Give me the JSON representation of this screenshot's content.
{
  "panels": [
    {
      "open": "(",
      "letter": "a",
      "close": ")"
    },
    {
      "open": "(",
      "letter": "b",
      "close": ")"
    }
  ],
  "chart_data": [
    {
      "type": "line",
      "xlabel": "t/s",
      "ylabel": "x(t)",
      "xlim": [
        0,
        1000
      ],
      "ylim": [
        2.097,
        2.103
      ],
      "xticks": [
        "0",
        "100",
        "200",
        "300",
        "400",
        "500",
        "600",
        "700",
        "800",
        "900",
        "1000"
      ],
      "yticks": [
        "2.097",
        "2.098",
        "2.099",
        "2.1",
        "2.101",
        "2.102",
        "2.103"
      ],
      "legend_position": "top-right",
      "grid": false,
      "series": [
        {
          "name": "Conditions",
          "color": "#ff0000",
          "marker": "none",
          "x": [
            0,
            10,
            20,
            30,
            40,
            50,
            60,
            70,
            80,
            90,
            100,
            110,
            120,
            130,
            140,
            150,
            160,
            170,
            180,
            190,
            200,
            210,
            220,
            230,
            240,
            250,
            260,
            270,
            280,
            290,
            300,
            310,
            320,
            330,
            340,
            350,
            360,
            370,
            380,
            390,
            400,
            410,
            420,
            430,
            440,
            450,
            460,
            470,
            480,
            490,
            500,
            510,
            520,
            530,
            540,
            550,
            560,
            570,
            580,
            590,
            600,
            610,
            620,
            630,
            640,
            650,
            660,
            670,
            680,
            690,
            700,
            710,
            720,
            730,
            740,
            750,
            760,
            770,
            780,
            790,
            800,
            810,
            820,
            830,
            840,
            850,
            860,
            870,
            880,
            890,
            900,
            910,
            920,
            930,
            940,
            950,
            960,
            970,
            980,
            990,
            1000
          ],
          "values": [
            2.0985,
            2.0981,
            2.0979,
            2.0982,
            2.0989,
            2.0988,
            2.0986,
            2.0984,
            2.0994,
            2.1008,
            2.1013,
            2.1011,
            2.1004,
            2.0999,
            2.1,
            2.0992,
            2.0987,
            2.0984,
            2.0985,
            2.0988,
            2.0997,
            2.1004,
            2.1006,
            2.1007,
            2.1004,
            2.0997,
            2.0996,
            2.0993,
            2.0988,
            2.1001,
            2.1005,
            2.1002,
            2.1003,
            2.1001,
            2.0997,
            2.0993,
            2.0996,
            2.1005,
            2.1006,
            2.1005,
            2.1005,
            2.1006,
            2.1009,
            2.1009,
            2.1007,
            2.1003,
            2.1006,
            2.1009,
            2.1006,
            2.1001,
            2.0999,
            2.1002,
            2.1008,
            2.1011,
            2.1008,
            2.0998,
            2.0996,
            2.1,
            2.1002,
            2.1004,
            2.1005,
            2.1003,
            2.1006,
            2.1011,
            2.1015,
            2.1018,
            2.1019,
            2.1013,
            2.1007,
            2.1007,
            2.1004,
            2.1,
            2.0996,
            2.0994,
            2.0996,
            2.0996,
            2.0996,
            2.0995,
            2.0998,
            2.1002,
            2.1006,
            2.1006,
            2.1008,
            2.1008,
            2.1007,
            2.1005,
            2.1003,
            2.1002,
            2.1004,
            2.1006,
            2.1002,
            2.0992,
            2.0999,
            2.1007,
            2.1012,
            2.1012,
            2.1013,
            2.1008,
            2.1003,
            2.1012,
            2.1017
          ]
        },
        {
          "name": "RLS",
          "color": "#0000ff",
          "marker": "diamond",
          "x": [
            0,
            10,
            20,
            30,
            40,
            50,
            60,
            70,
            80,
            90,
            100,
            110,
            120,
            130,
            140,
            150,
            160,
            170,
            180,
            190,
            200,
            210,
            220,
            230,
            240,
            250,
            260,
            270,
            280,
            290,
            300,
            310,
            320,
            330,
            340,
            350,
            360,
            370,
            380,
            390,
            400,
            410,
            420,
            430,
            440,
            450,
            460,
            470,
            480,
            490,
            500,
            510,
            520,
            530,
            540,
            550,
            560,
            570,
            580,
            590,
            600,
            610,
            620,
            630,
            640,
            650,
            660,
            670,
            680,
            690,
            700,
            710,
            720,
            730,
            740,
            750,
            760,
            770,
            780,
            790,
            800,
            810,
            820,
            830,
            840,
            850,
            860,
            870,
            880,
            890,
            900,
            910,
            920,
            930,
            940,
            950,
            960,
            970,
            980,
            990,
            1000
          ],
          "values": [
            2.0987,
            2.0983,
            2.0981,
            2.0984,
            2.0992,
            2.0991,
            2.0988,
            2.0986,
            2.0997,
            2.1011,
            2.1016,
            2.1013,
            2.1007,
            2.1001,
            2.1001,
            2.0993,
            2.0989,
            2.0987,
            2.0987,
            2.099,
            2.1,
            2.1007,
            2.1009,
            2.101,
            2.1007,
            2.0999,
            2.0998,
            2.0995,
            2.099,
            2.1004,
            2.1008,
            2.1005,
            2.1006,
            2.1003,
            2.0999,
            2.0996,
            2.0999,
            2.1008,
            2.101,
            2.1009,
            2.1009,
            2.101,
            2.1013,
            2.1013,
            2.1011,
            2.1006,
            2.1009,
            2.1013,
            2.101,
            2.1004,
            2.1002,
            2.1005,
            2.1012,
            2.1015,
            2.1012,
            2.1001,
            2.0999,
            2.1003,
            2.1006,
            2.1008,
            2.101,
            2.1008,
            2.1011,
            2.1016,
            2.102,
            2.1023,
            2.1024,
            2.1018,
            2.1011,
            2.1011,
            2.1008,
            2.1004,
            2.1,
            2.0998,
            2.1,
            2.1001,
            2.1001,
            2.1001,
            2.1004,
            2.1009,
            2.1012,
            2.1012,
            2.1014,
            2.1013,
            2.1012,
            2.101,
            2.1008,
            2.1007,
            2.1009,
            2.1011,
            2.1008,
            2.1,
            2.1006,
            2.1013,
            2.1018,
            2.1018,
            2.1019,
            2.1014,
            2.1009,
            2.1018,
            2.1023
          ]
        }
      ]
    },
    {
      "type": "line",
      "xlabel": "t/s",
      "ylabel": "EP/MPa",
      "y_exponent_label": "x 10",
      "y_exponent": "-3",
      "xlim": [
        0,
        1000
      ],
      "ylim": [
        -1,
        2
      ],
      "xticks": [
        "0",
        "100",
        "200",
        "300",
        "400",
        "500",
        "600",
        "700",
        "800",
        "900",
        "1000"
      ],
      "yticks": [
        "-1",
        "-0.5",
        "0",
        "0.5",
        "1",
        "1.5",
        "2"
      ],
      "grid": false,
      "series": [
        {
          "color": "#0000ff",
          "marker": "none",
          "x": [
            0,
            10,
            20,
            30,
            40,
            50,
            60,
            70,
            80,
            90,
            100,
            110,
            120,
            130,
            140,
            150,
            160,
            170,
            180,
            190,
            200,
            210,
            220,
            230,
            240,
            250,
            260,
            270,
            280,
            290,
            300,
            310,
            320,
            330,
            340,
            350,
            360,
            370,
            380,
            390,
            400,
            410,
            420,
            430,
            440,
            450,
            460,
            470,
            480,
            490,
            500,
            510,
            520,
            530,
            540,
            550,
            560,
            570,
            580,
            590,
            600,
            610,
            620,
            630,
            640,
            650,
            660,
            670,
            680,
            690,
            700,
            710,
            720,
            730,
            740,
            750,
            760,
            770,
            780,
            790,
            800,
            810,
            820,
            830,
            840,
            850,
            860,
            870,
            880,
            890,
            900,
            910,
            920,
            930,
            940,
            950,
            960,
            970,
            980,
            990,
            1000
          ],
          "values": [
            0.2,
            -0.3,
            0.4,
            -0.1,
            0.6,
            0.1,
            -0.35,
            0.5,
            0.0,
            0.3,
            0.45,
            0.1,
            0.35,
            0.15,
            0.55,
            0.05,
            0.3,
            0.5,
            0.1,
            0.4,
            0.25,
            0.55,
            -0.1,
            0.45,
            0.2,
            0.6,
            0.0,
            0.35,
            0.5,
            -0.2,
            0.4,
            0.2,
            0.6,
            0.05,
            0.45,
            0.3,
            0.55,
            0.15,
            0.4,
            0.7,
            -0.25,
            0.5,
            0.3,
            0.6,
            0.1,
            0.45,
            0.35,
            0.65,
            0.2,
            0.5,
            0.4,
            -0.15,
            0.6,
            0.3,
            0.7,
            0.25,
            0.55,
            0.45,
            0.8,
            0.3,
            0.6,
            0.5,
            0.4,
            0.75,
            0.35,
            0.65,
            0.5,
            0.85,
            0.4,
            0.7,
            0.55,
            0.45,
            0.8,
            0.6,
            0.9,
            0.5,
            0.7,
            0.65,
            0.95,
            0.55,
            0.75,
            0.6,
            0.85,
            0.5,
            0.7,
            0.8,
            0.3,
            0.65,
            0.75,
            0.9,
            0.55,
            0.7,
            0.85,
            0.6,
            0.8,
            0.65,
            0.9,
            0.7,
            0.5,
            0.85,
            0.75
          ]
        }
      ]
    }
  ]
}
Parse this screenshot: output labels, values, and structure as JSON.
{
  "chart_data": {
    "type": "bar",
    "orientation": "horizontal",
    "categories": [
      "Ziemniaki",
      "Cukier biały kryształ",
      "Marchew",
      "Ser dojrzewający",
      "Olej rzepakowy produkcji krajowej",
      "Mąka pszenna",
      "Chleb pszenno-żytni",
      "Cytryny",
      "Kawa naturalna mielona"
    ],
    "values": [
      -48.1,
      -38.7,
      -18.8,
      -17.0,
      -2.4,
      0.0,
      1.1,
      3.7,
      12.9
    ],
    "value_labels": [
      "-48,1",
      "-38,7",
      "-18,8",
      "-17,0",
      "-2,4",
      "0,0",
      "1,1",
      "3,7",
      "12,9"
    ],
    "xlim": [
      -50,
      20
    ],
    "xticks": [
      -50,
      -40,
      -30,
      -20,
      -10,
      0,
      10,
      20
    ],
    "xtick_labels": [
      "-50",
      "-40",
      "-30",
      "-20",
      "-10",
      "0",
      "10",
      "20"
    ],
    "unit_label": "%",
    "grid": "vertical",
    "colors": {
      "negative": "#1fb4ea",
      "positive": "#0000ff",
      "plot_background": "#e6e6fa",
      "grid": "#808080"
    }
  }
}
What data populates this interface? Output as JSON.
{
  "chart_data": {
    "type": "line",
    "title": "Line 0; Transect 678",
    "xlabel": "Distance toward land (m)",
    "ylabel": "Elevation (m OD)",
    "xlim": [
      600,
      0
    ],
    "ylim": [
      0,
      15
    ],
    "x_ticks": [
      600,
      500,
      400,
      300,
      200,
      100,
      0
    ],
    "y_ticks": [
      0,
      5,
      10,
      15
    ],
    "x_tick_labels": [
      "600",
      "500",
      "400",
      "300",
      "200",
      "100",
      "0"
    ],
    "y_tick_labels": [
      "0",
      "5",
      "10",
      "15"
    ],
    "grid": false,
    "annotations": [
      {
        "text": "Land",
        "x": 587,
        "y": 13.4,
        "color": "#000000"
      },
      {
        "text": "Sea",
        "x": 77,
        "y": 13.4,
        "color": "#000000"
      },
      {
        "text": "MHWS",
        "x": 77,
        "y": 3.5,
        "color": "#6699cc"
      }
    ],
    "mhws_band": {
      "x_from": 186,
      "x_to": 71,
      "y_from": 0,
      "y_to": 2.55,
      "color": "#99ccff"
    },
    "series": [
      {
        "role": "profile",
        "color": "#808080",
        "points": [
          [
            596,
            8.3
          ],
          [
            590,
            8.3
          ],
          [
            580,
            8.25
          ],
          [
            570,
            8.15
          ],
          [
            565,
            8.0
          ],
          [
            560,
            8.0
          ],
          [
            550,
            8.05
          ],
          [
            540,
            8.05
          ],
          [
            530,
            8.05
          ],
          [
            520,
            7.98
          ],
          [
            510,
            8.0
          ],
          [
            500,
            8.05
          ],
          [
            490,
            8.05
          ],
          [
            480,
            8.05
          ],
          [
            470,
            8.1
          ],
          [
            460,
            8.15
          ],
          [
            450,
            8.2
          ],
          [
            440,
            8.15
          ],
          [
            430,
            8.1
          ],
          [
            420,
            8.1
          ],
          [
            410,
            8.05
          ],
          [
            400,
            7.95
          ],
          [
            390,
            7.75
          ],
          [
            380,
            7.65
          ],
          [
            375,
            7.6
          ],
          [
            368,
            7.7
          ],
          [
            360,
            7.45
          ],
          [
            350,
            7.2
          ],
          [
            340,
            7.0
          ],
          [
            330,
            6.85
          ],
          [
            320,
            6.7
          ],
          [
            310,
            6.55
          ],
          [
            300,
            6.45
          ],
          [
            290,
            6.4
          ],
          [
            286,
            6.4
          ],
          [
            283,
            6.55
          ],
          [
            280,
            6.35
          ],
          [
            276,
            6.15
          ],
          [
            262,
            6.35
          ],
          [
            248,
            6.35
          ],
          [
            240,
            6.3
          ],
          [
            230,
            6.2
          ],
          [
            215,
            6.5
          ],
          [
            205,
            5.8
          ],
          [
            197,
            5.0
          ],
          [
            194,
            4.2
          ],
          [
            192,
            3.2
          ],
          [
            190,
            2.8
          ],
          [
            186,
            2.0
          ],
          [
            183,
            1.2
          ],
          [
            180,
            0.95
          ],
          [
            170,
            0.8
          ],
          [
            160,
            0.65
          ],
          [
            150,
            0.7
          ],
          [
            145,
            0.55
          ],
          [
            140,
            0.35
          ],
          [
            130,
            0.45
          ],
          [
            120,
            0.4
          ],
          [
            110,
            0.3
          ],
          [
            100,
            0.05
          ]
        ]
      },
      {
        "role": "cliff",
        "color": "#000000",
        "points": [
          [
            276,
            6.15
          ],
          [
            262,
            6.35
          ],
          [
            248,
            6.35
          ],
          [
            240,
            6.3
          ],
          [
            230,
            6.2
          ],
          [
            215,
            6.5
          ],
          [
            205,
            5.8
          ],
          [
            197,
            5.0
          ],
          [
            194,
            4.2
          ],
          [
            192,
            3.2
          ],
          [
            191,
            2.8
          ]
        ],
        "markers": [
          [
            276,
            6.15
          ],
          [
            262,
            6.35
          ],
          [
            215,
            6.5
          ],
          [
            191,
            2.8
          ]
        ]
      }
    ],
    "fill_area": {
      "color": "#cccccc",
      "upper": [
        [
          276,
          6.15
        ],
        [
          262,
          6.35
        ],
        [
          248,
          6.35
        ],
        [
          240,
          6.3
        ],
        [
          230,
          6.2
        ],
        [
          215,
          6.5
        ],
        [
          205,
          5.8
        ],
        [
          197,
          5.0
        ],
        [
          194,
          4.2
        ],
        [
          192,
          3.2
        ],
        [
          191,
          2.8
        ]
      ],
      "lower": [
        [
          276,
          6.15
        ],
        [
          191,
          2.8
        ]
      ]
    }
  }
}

** Brief **
Go through the material above and count the lines that contain "ylabel"; give that number alone.

** Exercise result **
3